== Given instruction ==
Copy the lines holding the word "name", all of them.

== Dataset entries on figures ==
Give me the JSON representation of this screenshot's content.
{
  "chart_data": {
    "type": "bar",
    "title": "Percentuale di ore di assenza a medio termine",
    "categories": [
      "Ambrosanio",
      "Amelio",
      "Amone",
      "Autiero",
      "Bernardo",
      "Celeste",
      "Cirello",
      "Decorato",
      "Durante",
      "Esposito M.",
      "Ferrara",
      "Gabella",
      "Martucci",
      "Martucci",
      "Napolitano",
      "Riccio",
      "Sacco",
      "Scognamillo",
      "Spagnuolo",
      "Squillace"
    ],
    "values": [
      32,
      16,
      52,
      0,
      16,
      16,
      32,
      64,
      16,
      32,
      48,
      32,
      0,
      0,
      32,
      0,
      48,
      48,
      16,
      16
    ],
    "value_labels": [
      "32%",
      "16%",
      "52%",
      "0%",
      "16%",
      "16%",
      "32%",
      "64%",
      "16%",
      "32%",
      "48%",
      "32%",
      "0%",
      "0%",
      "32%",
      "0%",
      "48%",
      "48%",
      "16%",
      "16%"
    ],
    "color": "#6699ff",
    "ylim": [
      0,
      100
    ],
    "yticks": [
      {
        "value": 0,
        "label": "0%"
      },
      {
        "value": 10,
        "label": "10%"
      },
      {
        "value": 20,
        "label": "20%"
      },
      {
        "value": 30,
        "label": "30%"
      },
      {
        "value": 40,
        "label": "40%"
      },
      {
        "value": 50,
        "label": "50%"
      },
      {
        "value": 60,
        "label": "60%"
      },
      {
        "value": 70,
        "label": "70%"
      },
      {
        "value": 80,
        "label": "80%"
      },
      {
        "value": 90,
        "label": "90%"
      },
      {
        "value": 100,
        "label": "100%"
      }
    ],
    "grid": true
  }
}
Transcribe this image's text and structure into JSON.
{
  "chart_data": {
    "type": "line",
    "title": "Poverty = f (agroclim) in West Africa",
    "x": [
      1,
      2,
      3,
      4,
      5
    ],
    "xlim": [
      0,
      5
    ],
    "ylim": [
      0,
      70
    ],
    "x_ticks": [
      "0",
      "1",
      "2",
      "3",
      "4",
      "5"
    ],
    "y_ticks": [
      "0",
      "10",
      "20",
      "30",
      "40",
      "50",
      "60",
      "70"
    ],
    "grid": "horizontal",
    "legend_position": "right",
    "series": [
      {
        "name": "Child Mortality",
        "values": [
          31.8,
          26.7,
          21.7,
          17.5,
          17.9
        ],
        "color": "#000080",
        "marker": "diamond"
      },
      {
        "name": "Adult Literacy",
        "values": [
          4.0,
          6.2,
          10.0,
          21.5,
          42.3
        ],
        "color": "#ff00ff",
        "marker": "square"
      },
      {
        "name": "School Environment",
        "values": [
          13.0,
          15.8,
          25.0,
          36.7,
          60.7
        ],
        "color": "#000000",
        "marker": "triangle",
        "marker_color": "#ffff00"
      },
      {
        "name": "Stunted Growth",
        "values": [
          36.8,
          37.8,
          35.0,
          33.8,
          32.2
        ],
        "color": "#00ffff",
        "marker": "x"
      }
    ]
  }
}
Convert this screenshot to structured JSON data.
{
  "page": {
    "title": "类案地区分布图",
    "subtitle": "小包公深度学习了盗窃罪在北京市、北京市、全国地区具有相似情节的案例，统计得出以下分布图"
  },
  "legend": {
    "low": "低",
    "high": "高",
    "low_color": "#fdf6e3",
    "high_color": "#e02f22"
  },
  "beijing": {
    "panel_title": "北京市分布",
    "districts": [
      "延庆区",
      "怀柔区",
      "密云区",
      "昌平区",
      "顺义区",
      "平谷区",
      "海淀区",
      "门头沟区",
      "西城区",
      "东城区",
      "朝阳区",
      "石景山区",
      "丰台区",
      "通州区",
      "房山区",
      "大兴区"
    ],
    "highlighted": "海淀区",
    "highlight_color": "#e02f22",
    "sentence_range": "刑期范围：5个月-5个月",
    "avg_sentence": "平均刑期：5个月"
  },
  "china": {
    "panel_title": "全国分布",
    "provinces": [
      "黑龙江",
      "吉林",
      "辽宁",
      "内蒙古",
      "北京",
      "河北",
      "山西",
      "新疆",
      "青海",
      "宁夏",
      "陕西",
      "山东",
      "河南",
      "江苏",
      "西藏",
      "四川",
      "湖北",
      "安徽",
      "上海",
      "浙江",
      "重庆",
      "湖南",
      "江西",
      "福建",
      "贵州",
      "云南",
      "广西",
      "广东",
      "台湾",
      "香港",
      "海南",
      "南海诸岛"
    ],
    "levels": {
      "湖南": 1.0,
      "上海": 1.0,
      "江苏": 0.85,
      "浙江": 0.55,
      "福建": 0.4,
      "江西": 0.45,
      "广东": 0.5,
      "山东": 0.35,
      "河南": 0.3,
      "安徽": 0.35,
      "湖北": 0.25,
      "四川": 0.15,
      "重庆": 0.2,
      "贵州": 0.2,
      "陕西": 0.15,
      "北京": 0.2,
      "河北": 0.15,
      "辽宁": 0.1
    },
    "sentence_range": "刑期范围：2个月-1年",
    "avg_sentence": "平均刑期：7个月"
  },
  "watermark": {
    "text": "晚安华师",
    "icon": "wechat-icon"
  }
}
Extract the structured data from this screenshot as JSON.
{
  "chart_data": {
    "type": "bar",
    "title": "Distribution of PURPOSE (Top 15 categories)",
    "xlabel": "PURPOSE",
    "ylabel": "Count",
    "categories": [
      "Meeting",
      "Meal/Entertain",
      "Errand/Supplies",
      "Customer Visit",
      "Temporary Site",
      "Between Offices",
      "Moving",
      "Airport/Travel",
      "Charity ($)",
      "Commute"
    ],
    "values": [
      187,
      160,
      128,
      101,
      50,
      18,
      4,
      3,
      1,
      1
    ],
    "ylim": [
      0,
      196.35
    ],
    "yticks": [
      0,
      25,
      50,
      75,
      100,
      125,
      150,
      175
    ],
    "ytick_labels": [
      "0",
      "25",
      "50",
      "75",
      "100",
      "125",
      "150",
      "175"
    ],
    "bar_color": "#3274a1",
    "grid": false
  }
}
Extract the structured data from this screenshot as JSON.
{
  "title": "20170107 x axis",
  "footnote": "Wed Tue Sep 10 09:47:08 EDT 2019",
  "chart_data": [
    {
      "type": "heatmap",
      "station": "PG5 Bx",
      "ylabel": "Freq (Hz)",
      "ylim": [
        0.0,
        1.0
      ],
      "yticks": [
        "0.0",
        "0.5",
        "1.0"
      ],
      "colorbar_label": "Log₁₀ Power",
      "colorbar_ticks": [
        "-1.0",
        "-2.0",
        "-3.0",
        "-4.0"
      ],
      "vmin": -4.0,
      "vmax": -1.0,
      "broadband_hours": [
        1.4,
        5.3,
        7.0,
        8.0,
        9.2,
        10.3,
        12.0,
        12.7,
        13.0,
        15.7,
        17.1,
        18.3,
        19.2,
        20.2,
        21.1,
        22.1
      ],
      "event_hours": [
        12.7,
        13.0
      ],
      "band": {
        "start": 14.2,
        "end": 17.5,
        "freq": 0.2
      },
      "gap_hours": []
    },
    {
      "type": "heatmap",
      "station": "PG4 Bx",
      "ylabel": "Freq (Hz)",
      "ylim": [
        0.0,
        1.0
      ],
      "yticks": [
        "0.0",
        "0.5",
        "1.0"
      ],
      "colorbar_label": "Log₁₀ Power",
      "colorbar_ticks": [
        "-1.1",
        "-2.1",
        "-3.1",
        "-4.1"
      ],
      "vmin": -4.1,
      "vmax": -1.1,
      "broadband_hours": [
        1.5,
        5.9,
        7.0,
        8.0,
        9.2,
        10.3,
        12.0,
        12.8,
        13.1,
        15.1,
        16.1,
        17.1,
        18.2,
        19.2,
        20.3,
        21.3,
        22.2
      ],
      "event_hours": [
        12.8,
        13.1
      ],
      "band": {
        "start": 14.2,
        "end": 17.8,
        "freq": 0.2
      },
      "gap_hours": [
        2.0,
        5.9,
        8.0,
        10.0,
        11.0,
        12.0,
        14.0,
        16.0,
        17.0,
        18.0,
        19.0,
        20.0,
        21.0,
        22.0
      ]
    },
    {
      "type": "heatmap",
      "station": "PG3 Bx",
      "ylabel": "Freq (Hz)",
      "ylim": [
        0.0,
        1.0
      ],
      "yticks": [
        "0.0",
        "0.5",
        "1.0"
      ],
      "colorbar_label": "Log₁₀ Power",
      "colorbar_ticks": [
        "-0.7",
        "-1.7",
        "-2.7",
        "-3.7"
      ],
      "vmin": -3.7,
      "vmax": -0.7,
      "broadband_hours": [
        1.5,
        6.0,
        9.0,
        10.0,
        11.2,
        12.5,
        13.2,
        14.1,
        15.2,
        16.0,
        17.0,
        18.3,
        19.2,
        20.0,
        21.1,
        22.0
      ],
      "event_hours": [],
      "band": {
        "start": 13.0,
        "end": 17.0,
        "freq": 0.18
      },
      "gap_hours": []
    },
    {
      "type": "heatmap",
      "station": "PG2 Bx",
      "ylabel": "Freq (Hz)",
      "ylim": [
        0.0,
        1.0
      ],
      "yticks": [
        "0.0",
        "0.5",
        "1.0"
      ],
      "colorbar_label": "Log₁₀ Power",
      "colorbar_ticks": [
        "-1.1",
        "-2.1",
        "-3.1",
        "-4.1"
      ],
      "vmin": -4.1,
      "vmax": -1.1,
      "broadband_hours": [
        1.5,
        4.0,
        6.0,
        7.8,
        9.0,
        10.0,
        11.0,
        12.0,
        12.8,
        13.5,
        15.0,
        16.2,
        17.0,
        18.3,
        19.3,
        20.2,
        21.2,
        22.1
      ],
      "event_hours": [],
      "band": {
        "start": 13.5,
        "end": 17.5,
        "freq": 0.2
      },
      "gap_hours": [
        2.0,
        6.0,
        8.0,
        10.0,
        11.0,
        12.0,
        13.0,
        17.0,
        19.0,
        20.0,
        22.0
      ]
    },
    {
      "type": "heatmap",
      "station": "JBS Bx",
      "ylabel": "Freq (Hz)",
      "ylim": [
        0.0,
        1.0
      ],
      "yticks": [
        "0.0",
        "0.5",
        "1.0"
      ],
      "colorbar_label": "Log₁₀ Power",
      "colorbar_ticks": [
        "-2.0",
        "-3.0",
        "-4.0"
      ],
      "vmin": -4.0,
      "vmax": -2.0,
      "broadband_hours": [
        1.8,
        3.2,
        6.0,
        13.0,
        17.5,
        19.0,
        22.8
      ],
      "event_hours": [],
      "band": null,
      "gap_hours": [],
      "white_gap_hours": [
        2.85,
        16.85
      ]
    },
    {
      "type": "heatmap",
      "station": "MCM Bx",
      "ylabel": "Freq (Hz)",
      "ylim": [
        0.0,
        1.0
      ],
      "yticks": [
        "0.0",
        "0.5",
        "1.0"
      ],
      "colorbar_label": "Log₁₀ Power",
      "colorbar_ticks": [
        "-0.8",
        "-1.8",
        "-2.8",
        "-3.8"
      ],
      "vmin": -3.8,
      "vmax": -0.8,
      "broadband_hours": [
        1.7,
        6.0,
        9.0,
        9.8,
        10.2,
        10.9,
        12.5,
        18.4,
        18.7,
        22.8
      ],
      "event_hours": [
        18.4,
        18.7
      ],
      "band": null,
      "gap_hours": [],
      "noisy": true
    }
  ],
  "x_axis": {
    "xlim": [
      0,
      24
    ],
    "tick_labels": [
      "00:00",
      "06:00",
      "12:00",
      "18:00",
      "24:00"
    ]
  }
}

== The reply ==
        "name": "Child Mortality",
        "name": "Adult Literacy",
        "name": "School Environment",
        "name": "Stunted Growth",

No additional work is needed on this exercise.